## START Dataset

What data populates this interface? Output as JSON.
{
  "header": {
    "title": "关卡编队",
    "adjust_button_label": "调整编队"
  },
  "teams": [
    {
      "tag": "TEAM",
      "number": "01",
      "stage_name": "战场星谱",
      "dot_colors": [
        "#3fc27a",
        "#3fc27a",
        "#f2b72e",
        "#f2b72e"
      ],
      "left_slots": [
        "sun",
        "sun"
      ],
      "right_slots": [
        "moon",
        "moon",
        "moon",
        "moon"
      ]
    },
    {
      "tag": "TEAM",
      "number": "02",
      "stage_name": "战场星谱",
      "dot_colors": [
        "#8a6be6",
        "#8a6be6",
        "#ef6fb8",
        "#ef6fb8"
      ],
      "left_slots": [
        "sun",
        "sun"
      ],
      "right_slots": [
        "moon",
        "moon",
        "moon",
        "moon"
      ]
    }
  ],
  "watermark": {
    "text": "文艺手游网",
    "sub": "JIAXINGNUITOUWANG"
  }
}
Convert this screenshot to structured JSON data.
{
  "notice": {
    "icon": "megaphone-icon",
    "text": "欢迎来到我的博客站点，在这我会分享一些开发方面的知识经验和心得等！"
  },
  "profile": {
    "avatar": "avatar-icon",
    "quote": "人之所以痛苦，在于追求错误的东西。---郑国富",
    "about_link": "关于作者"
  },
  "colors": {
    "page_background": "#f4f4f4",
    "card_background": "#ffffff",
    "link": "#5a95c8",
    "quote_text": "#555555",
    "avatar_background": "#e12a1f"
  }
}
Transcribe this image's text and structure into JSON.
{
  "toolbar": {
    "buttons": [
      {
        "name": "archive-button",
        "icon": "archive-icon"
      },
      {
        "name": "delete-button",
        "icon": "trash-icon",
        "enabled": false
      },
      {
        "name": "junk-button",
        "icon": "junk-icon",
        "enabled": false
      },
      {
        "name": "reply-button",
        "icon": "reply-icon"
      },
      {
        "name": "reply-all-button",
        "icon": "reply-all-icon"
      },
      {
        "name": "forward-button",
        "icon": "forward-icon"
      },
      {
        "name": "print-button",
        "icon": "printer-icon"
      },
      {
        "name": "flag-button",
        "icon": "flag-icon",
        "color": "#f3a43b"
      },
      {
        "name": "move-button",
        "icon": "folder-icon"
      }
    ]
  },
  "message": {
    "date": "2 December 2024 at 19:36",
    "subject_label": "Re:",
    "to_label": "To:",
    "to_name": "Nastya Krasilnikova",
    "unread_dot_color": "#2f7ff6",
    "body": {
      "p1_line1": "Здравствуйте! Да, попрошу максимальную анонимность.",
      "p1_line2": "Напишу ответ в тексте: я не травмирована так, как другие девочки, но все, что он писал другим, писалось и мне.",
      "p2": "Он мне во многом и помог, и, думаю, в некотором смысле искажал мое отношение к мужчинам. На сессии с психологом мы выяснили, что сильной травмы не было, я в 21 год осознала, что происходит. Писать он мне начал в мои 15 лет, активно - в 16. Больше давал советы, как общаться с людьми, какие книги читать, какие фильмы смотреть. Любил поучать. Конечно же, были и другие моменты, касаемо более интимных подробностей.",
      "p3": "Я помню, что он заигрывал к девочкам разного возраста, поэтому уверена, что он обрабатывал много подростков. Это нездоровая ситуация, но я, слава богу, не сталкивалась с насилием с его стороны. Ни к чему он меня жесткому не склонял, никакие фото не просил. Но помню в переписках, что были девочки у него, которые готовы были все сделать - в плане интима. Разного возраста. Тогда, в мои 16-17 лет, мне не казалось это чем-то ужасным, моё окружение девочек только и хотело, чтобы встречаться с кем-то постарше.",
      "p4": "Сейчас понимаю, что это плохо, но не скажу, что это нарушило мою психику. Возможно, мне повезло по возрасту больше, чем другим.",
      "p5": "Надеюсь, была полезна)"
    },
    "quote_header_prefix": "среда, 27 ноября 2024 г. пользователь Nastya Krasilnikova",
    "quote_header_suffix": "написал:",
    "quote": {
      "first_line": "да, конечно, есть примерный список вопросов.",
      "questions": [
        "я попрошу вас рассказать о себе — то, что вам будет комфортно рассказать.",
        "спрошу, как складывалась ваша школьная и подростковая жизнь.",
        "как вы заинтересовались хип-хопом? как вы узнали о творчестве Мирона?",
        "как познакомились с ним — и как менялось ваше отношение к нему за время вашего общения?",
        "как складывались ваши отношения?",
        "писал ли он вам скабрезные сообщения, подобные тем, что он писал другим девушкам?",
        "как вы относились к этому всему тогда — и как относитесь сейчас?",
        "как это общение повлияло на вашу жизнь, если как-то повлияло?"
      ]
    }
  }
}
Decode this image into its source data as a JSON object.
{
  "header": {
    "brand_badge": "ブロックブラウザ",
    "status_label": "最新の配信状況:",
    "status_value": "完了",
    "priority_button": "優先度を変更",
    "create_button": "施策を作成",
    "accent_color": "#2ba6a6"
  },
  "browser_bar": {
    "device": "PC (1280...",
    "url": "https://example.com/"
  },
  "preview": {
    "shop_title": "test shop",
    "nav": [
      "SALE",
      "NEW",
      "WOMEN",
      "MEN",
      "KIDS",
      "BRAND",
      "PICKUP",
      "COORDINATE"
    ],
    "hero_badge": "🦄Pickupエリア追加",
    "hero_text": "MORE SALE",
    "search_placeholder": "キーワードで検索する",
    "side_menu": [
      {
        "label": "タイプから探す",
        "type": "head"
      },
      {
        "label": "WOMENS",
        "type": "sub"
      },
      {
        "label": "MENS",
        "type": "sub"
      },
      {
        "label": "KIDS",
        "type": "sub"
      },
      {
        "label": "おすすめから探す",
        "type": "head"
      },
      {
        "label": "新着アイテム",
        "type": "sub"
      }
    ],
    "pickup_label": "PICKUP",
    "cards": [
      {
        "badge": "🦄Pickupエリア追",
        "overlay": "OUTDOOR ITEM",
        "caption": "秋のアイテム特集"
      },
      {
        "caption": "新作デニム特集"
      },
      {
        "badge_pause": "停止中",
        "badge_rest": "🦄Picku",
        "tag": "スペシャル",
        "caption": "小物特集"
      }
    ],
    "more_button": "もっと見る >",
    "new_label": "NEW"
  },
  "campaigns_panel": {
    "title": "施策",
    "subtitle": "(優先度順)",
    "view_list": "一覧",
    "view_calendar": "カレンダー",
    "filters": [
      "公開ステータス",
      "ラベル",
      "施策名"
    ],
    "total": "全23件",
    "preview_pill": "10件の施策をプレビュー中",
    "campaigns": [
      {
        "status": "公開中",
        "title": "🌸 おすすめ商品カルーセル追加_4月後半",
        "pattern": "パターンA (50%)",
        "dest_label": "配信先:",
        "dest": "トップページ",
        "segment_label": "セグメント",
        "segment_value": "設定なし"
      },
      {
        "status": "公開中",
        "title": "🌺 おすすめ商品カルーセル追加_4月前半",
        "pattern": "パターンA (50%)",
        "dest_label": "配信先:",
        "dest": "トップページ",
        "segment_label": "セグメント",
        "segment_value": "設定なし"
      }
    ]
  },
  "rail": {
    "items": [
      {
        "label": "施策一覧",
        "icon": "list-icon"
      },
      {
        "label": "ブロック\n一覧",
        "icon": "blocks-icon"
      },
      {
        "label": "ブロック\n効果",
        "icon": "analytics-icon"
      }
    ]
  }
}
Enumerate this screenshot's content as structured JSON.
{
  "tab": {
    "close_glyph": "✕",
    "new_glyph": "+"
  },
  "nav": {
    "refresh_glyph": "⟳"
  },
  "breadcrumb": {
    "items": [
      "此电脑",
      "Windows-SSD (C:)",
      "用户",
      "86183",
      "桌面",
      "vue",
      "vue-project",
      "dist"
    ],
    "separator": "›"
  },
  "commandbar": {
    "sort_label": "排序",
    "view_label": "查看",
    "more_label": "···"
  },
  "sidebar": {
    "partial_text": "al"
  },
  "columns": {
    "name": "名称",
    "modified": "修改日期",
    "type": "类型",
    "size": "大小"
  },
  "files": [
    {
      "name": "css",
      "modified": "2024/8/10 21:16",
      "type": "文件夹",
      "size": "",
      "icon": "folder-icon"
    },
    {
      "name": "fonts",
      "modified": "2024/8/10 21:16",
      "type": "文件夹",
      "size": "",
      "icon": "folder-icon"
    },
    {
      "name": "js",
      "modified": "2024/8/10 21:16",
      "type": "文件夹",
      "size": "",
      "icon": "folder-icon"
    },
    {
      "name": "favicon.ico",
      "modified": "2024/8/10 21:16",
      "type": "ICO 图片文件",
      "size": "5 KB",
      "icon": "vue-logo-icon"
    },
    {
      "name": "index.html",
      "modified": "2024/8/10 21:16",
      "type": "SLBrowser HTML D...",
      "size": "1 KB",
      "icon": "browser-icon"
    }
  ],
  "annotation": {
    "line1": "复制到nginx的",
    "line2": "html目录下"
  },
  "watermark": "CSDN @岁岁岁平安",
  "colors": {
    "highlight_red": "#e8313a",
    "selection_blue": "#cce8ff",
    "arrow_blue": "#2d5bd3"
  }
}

## END Dataset

Collect every line with the string "structured" from the records, and copy each.

- _Correct response_:
Convert this screenshot to structured JSON data.
Enumerate this screenshot's content as structured JSON.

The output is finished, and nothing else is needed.